┌──

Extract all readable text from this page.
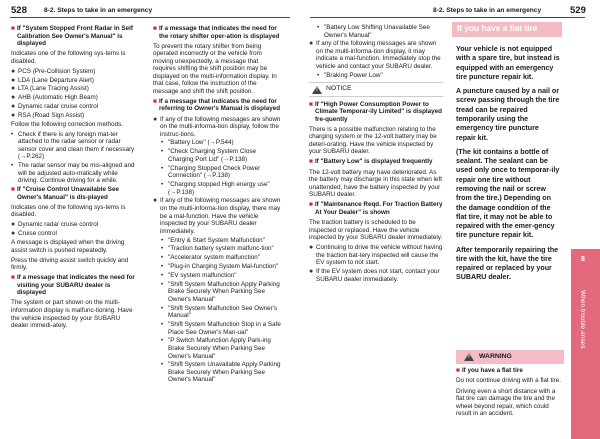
528	8-2. Steps to take in an emergency	8-2. Steps to take in an emergency	529
■ If "System Stopped Front Radar In Self Calibration See Owner's Manual" is displayed

Indicates one of the following sys-tems is disabled.

● PCS (Pre-Collision System)
● LDA (Lane Departure Alert)
● LTA (Lane Tracing Assist)
● AHB (Automatic High Beam)
● Dynamic radar cruise control
● RSA (Road Sign Assist)

Follow the following correction methods.

• Check if there is any foreign mat-ter attached to the radar sensor or radar sensor cover and clean them if necessary (→P.262)
• The radar sensor may be mis-aligned and will be adjusted auto-matically while driving. Continue driving for a while.
■ If "Cruise Control Unavailable See Owner's Manual" is dis-played

Indicates one of the following sys-tems is disabled.

● Dynamic radar cruise control
● Cruise control

A message is displayed when the driving assist switch is pushed repeatedly.

Press the driving assist switch quickly and firmly.

■ If a message that indicates the need for visiting your SUBARU dealer is displayed

The system or part shown on the multi-information display is malfunc-tioning. Have the vehicle inspected by your SUBARU dealer immedi-ately.

■ If a message that indicates the need for the rotary shifter oper-ation is displayed

To prevent the rotary shifter from being operated incorrectly or the vehicle from moving unexpectedly, a message that requires shifting the shift position may be displayed on the multi-information display. In that case, follow the instruction of the message and shift the shift position.

■ If a message that indicates the need for referring to Owner's Manual is displayed
● If any of the following messages are shown on the multi-informa-tion display, follow the instruc-tions.
• "Battery Low" (→P.544)
• "Check Charging System Close Charging Port Lid" (→P.138)
• "Charging Stopped Check Power Connection" (→P.138)
• "Charging stopped High energy use" (→P.138)
● If any of the following messages are shown on the multi-informa-tion display, there may be a mal-function. Have the vehicle inspected by your SUBARU dealer immediately.
• "Entry & Start System Malfunction"
• "Traction battery system malfunc-tion"
• "Accelerator system malfunction"
• "Plug-in Charging System Mal-function"
• "EV system malfunction"
• "Shift System Malfunction Apply Parking Brake Securely When Parking See Owner's Manual"
• "Shift System Malfunction See Owner's Manual"
• "Shift System Malfunction Stop in a Safe Place See Owner's Man-ual"
• "P Switch Malfunction Apply Park-ing Brake Securely When Parking See Owner's Manual"
• "Shift System Unavailable Apply Parking Brake Securely When Parking See Owner's Manual"
• "Battery Low Shifting Unavailable See Owner's Manual"
● If any of the following messages are shown on the multi-informa-tion display, it may indicate a mal-function. Immediately stop the vehicle and contact your SUBARU dealer.
• "Braking Power Low"
! NOTICE
■ If "High Power Consumption Power to Climate Temporar-ily Limited" is displayed fre-quently

There is a possible malfunction relating to the charging system or the 12-volt battery may be deteri-orating. Have the vehicle inspected by your SUBARU dealer.

■ If "Battery Low" is displayed frequently

The 12-volt battery may have deteriorated. As the battery may discharge in this state when left unattended, have the battery inspected by your SUBARU dealer.

■ If "Maintenance Reqd. For Traction Battery At Your Dealer" is shown

The traction battery is scheduled to be inspected or replaced. Have the vehicle inspected by your SUBARU dealer immediately.

● Continuing to drive the vehicle without having the traction bat-tery inspected will cause the EV system to not start.
● If the EV system does not start, contact your SUBARU dealer immediately.
If you have a flat tire

Your vehicle is not equipped with a spare tire, but instead is equipped with an emergency tire puncture repair kit.

A puncture caused by a nail or screw passing through the tire tread can be repaired temporarily using the emergency tire puncture repair kit.

(The kit contains a bottle of sealant. The sealant can be used only once to temporar-ily repair one tire without removing the nail or screw from the tire.) Depending on the damage condition of the flat tire, it may not be able to repaired with the emer-gency tire puncture repair kit.

After temporarily repairing the tire with the kit, have the tire repaired or replaced by your SUBARU dealer.

! WARNING
■ If you have a flat tire

Do not continue driving with a flat tire.

Driving even a short distance with a flat tire can damage the tire and the wheel beyond repair, which could result in an accident.

8
When trouble arises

└──

GIVEN TASK —
Output the records above exactly; leave out the pictures.

ANSWER FOR THIS EXERCISE —
Extract all readable text from this page.
528	8-2. Steps to take in an emergency	8-2. Steps to take in an emergency	529
■ If "System Stopped Front Radar In Self Calibration See Owner's Manual" is displayed

Indicates one of the following sys-tems is disabled.

● PCS (Pre-Collision System)
● LDA (Lane Departure Alert)
● LTA (Lane Tracing Assist)
● AHB (Automatic High Beam)
● Dynamic radar cruise control
● RSA (Road Sign Assist)

Follow the following correction methods.

• Check if there is any foreign mat-ter attached to the radar sensor or radar sensor cover and clean them if necessary (→P.262)
• The radar sensor may be mis-aligned and will be adjusted auto-matically while driving. Continue driving for a while.
■ If "Cruise Control Unavailable See Owner's Manual" is dis-played

Indicates one of the following sys-tems is disabled.

● Dynamic radar cruise control
● Cruise control

A message is displayed when the driving assist switch is pushed repeatedly.

Press the driving assist switch quickly and firmly.

■ If a message that indicates the need for visiting your SUBARU dealer is displayed

The system or part shown on the multi-information display is malfunc-tioning. Have the vehicle inspected by your SUBARU dealer immedi-ately.

■ If a message that indicates the need for the rotary shifter oper-ation is displayed

To prevent the rotary shifter from being operated incorrectly or the vehicle from moving unexpectedly, a message that requires shifting the shift position may be displayed on the multi-information display. In that case, follow the instruction of the message and shift the shift position.

■ If a message that indicates the need for referring to Owner's Manual is displayed
● If any of the following messages are shown on the multi-informa-tion display, follow the instruc-tions.
• "Battery Low" (→P.544)
• "Check Charging System Close Charging Port Lid" (→P.138)
• "Charging Stopped Check Power Connection" (→P.138)
• "Charging stopped High energy use" (→P.138)
● If any of the following messages are shown on the multi-informa-tion display, there may be a mal-function. Have the vehicle inspected by your SUBARU dealer immediately.
• "Entry & Start System Malfunction"
• "Traction battery system malfunc-tion"
• "Accelerator system malfunction"
• "Plug-in Charging System Mal-function"
• "EV system malfunction"
• "Shift System Malfunction Apply Parking Brake Securely When Parking See Owner's Manual"
• "Shift System Malfunction See Owner's Manual"
• "Shift System Malfunction Stop in a Safe Place See Owner's Man-ual"
• "P Switch Malfunction Apply Park-ing Brake Securely When Parking See Owner's Manual"
• "Shift System Unavailable Apply Parking Brake Securely When Parking See Owner's Manual"
• "Battery Low Shifting Unavailable See Owner's Manual"
● If any of the following messages are shown on the multi-informa-tion display, it may indicate a mal-function. Immediately stop the vehicle and contact your SUBARU dealer.
• "Braking Power Low"
! NOTICE
■ If "High Power Consumption Power to Climate Temporar-ily Limited" is displayed fre-quently

There is a possible malfunction relating to the charging system or the 12-volt battery may be deteri-orating. Have the vehicle inspected by your SUBARU dealer.

■ If "Battery Low" is displayed frequently

The 12-volt battery may have deteriorated. As the battery may discharge in this state when left unattended, have the battery inspected by your SUBARU dealer.

■ If "Maintenance Reqd. For Traction Battery At Your Dealer" is shown

The traction battery is scheduled to be inspected or replaced. Have the vehicle inspected by your SUBARU dealer immediately.

● Continuing to drive the vehicle without having the traction bat-tery inspected will cause the EV system to not start.
● If the EV system does not start, contact your SUBARU dealer immediately.
If you have a flat tire

Your vehicle is not equipped with a spare tire, but instead is equipped with an emergency tire puncture repair kit.

A puncture caused by a nail or screw passing through the tire tread can be repaired temporarily using the emergency tire puncture repair kit.

(The kit contains a bottle of sealant. The sealant can be used only once to temporar-ily repair one tire without removing the nail or screw from the tire.) Depending on the damage condition of the flat tire, it may not be able to repaired with the emer-gency tire puncture repair kit.

After temporarily repairing the tire with the kit, have the tire repaired or replaced by your SUBARU dealer.

! WARNING
■ If you have a flat tire

Do not continue driving with a flat tire.

Driving even a short distance with a flat tire can damage the tire and the wheel beyond repair, which could result in an accident.

8
When trouble arises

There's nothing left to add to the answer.